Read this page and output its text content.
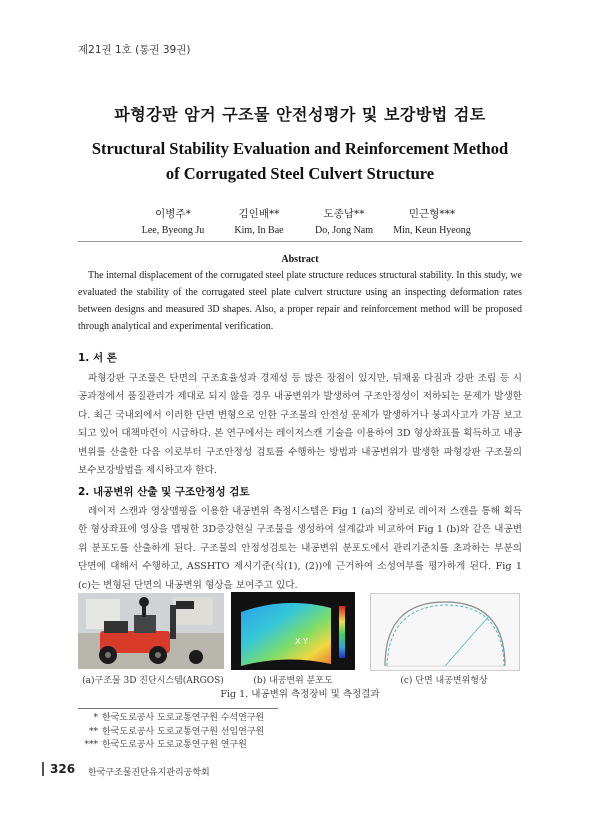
제21권 1호 (통권 39권)
파형강판 암거 구조물 안전성평가 및 보강방법 검토
Structural Stability Evaluation and Reinforcement Method
of Corrugated Steel Culvert Structure
이병주*
Lee, Byeong Ju
김인배**
Kim, In Bae
도종남**
Do, Jong Nam
민근형***
Min, Keun Hyeong
Abstract
The internal displacement of the corrugated steel plate structure reduces structural stability. In this study, we evaluated the stability of the corrugated steel plate culvert structure using an inspecting deformation rates between designs and measured 3D shapes. Also, a proper repair and reinforcement method will be proposed through analytical and experimental verification.
1. 서 론
파형강판 구조물은 단면의 구조효율성과 경제성 등 많은 장점이 있지만, 뒤채움 다짐과 강판 조립 등 시공과정에서 품질관리가 제대로 되지 않을 경우 내공변위가 발생하여 구조안정성이 저하되는 문제가 발생한다. 최근 국내외에서 이러한 단면 변형으로 인한 구조물의 안전성 문제가 발생하거나 붕괴사고가 가끔 보고되고 있어 대책마련이 시급하다. 본 연구에서는 레이저스캔 기술을 이용하여 3D 형상좌표를 획득하고 내공변위를 산출한 다음 이로부터 구조안정성 검토를 수행하는 방법과 내공변위가 발생한 파형강판 구조물의 보수보강방법을 제시하고자 한다.
2. 내공변위 산출 및 구조안정성 검토
레이저 스캔과 영상맵핑을 이용한 내공변위 측정시스템은 Fig 1 (a)의 장비로 레이저 스캔을 통해 획득한 형상좌표에 영상을 맵핑한 3D증강현실 구조물을 생성하여 설계값과 비교하여 Fig 1 (b)와 같은 내공변위 분포도를 산출하게 된다. 구조물의 안정성검토는 내공변위 분포도에서 관리기준치를 초과하는 부분의 단면에 대해서 수행하고, ASSHTO 제시기준(식(1), (2))에 근거하여 소성여부를 평가하게 된다. Fig 1 (c)는 변형된 단면의 내공변위 형상을 보여주고 있다.
X Y
(a)구조물 3D 진단시스템(ARGOS)	(b) 내공변위 분포도	(c) 단면 내공변위형상
Fig 1. 내공변위 측정장비 및 측정결과
* 한국도로공사 도로교통연구원 수석연구원
** 한국도로공사 도로교통연구원 선임연구원
*** 한국도로공사 도로교통연구원 연구원
326 한국구조물진단유지관리공학회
◇ ◇ ◇ ◇ ◇
▶ TO DO
Using the entries above, find all lines with "한국도로공사". Copy them.

▶ FINAL RESULT
* 한국도로공사 도로교통연구원 수석연구원
** 한국도로공사 도로교통연구원 선임연구원
*** 한국도로공사 도로교통연구원 연구원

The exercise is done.